[Part of a data file]
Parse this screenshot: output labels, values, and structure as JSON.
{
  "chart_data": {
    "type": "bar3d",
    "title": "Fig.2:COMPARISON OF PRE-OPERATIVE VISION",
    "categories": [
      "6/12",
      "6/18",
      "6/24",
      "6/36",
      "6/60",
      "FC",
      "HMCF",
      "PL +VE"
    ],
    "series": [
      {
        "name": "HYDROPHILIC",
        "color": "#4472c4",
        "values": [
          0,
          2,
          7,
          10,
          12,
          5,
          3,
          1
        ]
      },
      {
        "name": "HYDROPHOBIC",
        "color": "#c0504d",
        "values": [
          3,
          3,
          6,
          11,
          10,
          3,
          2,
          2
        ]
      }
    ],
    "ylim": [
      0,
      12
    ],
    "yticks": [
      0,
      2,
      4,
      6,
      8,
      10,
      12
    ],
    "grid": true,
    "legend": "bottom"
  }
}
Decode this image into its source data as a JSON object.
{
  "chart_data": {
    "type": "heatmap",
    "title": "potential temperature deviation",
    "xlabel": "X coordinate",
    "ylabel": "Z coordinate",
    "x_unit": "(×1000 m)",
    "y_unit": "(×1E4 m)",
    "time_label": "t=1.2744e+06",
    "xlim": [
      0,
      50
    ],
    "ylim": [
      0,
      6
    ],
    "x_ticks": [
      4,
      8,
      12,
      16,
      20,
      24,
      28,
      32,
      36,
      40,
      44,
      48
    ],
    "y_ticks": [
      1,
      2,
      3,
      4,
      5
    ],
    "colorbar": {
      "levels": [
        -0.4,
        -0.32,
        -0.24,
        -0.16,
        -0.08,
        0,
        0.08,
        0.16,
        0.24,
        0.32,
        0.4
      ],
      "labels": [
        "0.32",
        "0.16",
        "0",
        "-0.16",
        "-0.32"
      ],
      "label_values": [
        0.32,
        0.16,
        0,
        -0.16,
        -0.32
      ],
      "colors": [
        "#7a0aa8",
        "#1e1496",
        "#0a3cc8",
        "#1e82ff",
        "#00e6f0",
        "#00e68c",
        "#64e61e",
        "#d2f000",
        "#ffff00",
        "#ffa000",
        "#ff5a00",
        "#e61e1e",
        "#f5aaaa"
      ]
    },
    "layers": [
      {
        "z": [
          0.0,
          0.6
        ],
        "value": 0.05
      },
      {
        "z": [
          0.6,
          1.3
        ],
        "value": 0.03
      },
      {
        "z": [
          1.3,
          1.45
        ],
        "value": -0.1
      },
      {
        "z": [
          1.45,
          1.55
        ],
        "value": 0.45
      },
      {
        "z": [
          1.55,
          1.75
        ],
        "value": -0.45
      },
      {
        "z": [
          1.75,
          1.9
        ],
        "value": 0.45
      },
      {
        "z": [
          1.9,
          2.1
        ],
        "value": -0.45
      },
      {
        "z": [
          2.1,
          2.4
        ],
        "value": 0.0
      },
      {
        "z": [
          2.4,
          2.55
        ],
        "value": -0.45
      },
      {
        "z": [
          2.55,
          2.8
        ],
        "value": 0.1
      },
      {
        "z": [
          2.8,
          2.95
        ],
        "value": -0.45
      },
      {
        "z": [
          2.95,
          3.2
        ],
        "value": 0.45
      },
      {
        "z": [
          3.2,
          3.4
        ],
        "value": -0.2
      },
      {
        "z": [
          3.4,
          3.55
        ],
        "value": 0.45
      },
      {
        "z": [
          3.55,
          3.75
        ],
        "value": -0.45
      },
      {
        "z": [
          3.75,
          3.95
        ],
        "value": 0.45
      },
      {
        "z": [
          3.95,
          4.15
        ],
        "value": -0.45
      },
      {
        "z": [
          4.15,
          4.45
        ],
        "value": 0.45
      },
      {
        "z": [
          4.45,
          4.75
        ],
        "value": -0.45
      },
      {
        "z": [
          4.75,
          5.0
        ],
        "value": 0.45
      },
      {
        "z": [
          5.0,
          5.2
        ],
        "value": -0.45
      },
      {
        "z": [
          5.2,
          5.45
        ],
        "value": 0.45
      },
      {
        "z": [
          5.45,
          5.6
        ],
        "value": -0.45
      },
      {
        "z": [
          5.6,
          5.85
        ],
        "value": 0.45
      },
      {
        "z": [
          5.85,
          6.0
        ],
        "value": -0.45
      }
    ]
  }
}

(Work required):
Could you transcribe the records in full, exactly?

(Full answer):
Parse this screenshot: output labels, values, and structure as JSON.
{
  "chart_data": {
    "type": "bar3d",
    "title": "Fig.2:COMPARISON OF PRE-OPERATIVE VISION",
    "categories": [
      "6/12",
      "6/18",
      "6/24",
      "6/36",
      "6/60",
      "FC",
      "HMCF",
      "PL +VE"
    ],
    "series": [
      {
        "name": "HYDROPHILIC",
        "color": "#4472c4",
        "values": [
          0,
          2,
          7,
          10,
          12,
          5,
          3,
          1
        ]
      },
      {
        "name": "HYDROPHOBIC",
        "color": "#c0504d",
        "values": [
          3,
          3,
          6,
          11,
          10,
          3,
          2,
          2
        ]
      }
    ],
    "ylim": [
      0,
      12
    ],
    "yticks": [
      0,
      2,
      4,
      6,
      8,
      10,
      12
    ],
    "grid": true,
    "legend": "bottom"
  }
}
Decode this image into its source data as a JSON object.
{
  "chart_data": {
    "type": "heatmap",
    "title": "potential temperature deviation",
    "xlabel": "X coordinate",
    "ylabel": "Z coordinate",
    "x_unit": "(×1000 m)",
    "y_unit": "(×1E4 m)",
    "time_label": "t=1.2744e+06",
    "xlim": [
      0,
      50
    ],
    "ylim": [
      0,
      6
    ],
    "x_ticks": [
      4,
      8,
      12,
      16,
      20,
      24,
      28,
      32,
      36,
      40,
      44,
      48
    ],
    "y_ticks": [
      1,
      2,
      3,
      4,
      5
    ],
    "colorbar": {
      "levels": [
        -0.4,
        -0.32,
        -0.24,
        -0.16,
        -0.08,
        0,
        0.08,
        0.16,
        0.24,
        0.32,
        0.4
      ],
      "labels": [
        "0.32",
        "0.16",
        "0",
        "-0.16",
        "-0.32"
      ],
      "label_values": [
        0.32,
        0.16,
        0,
        -0.16,
        -0.32
      ],
      "colors": [
        "#7a0aa8",
        "#1e1496",
        "#0a3cc8",
        "#1e82ff",
        "#00e6f0",
        "#00e68c",
        "#64e61e",
        "#d2f000",
        "#ffff00",
        "#ffa000",
        "#ff5a00",
        "#e61e1e",
        "#f5aaaa"
      ]
    },
    "layers": [
      {
        "z": [
          0.0,
          0.6
        ],
        "value": 0.05
      },
      {
        "z": [
          0.6,
          1.3
        ],
        "value": 0.03
      },
      {
        "z": [
          1.3,
          1.45
        ],
        "value": -0.1
      },
      {
        "z": [
          1.45,
          1.55
        ],
        "value": 0.45
      },
      {
        "z": [
          1.55,
          1.75
        ],
        "value": -0.45
      },
      {
        "z": [
          1.75,
          1.9
        ],
        "value": 0.45
      },
      {
        "z": [
          1.9,
          2.1
        ],
        "value": -0.45
      },
      {
        "z": [
          2.1,
          2.4
        ],
        "value": 0.0
      },
      {
        "z": [
          2.4,
          2.55
        ],
        "value": -0.45
      },
      {
        "z": [
          2.55,
          2.8
        ],
        "value": 0.1
      },
      {
        "z": [
          2.8,
          2.95
        ],
        "value": -0.45
      },
      {
        "z": [
          2.95,
          3.2
        ],
        "value": 0.45
      },
      {
        "z": [
          3.2,
          3.4
        ],
        "value": -0.2
      },
      {
        "z": [
          3.4,
          3.55
        ],
        "value": 0.45
      },
      {
        "z": [
          3.55,
          3.75
        ],
        "value": -0.45
      },
      {
        "z": [
          3.75,
          3.95
        ],
        "value": 0.45
      },
      {
        "z": [
          3.95,
          4.15
        ],
        "value": -0.45
      },
      {
        "z": [
          4.15,
          4.45
        ],
        "value": 0.45
      },
      {
        "z": [
          4.45,
          4.75
        ],
        "value": -0.45
      },
      {
        "z": [
          4.75,
          5.0
        ],
        "value": 0.45
      },
      {
        "z": [
          5.0,
          5.2
        ],
        "value": -0.45
      },
      {
        "z": [
          5.2,
          5.45
        ],
        "value": 0.45
      },
      {
        "z": [
          5.45,
          5.6
        ],
        "value": -0.45
      },
      {
        "z": [
          5.6,
          5.85
        ],
        "value": 0.45
      },
      {
        "z": [
          5.85,
          6.0
        ],
        "value": -0.45
      }
    ]
  }
}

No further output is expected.